# What needs to be done
State the number of lines with the string "Housing" in them, and nothing else.

# Stored rows
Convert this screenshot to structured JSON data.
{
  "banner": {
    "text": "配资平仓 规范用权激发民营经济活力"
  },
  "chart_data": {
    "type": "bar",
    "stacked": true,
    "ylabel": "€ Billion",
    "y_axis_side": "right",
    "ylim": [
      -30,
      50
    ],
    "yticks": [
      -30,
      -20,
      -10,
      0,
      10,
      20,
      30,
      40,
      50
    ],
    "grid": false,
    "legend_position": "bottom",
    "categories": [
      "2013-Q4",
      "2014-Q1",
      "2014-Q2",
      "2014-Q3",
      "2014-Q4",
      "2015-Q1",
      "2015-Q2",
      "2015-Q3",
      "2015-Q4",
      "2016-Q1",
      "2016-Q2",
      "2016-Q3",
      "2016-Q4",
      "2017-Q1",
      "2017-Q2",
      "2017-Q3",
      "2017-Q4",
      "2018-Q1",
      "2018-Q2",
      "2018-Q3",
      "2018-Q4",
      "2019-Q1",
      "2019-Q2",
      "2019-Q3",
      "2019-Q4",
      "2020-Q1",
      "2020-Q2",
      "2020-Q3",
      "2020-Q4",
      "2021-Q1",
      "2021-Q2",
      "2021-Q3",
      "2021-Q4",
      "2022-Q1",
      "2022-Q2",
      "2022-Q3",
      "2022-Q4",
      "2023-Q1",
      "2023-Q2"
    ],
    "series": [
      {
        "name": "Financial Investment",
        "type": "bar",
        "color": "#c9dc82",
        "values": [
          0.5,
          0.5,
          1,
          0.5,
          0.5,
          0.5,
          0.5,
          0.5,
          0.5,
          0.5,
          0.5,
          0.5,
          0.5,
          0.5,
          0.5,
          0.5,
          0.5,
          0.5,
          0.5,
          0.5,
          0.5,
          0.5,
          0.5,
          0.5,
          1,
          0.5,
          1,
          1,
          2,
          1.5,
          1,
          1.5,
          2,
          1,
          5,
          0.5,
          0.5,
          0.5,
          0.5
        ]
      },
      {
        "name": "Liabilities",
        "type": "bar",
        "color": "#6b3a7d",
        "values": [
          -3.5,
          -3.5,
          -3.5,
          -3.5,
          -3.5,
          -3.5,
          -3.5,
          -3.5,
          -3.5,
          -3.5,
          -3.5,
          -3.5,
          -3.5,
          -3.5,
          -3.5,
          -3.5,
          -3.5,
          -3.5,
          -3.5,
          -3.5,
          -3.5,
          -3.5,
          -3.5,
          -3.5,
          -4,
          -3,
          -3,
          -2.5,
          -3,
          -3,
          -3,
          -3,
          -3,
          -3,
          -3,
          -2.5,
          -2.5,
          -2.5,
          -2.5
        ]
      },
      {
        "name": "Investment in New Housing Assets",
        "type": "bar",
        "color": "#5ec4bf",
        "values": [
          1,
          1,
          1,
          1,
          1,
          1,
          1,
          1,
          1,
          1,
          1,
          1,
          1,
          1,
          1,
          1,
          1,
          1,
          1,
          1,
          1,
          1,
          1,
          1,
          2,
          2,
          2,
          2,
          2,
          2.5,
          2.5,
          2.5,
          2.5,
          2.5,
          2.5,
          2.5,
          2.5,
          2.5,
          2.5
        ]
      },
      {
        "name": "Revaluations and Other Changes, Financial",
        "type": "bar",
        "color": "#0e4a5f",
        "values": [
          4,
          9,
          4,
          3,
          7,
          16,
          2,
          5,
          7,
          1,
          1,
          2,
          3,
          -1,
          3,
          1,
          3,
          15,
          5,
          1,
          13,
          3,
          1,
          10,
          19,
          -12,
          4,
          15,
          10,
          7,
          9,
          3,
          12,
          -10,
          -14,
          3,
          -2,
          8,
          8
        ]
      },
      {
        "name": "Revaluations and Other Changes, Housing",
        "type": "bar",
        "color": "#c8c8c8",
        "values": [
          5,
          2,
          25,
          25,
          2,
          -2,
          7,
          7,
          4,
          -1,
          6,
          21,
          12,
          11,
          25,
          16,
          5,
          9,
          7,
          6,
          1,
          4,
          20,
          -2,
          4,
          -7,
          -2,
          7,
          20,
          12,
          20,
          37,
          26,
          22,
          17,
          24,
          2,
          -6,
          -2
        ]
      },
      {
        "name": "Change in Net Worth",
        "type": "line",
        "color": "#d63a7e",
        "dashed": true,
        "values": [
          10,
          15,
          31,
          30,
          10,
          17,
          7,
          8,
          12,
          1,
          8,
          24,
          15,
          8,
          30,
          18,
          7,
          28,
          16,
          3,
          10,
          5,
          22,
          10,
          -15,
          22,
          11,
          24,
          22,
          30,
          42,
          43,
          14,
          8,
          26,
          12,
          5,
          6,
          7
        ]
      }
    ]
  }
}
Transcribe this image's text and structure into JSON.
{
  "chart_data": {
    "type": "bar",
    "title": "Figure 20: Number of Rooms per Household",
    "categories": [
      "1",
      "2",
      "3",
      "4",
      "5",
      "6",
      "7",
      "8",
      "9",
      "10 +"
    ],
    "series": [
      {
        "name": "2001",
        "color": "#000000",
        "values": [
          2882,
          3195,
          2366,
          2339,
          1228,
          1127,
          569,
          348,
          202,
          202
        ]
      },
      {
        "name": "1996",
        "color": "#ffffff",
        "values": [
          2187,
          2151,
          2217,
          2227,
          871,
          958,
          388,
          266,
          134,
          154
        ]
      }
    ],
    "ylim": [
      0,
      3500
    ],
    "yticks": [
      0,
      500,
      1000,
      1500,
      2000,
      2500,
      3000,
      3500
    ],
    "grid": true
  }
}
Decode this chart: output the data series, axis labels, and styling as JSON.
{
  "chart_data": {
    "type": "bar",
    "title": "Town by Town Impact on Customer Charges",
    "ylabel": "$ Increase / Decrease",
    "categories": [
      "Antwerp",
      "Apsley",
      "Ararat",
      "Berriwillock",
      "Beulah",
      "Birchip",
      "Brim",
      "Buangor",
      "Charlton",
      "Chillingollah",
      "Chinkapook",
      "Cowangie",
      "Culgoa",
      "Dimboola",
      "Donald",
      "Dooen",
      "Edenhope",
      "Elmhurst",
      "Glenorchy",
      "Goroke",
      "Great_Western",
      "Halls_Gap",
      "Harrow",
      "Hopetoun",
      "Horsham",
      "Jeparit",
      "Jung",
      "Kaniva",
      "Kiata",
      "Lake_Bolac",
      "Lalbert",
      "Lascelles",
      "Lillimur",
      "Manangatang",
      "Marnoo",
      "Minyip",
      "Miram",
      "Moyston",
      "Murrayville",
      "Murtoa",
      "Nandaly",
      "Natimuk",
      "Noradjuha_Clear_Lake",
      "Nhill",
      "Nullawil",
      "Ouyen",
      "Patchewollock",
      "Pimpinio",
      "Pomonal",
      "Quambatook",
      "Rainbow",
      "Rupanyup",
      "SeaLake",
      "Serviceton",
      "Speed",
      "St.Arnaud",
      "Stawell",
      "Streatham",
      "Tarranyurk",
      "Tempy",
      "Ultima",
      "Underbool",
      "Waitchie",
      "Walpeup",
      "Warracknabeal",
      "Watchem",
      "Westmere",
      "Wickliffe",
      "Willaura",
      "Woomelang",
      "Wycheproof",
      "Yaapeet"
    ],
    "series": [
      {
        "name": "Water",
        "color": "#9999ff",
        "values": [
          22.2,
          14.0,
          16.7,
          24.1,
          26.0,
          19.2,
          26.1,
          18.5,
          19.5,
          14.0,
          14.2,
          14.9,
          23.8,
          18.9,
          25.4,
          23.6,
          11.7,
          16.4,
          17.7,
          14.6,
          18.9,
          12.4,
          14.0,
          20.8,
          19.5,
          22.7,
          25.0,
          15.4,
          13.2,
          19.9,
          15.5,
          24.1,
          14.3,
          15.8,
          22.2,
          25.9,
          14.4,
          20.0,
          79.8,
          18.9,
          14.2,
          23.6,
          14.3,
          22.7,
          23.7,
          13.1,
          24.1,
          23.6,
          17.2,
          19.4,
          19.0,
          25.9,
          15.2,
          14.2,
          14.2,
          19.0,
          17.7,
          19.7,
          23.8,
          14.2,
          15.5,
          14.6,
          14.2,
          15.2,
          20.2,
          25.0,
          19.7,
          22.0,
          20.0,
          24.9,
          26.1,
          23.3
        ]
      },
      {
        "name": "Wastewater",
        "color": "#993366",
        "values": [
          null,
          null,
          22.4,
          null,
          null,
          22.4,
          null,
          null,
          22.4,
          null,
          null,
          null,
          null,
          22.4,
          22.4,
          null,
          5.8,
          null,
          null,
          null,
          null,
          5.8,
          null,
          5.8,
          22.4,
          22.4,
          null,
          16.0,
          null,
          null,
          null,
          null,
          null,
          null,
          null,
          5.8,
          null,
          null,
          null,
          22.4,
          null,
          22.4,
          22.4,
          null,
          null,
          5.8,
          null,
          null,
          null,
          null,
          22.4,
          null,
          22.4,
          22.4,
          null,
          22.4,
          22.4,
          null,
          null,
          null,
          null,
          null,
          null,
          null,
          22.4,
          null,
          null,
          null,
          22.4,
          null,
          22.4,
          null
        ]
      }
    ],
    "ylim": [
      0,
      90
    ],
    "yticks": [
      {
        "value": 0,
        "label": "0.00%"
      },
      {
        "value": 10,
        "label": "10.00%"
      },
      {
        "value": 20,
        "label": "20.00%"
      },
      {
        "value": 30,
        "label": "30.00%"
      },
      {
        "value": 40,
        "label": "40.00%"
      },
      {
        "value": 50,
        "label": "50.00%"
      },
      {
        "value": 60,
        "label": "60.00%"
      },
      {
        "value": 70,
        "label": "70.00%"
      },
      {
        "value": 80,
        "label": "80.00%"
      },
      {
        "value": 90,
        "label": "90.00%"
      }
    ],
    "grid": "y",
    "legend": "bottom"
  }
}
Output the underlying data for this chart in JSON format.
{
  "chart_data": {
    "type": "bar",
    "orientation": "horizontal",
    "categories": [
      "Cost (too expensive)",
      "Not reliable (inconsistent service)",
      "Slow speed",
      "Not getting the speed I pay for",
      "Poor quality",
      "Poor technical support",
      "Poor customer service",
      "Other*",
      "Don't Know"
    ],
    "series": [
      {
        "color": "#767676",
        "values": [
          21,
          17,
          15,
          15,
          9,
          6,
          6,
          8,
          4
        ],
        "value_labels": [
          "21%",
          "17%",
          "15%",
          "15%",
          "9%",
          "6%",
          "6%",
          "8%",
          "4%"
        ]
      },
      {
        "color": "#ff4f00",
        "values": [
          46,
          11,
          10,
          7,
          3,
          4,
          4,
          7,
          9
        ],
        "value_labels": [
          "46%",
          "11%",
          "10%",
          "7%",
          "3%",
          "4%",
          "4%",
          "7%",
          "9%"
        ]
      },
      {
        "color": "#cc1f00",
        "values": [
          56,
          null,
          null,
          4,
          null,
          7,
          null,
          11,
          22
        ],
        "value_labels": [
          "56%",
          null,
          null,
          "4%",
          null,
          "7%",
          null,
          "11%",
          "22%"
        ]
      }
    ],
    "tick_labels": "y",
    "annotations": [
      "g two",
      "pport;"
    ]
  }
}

# Worked answer
2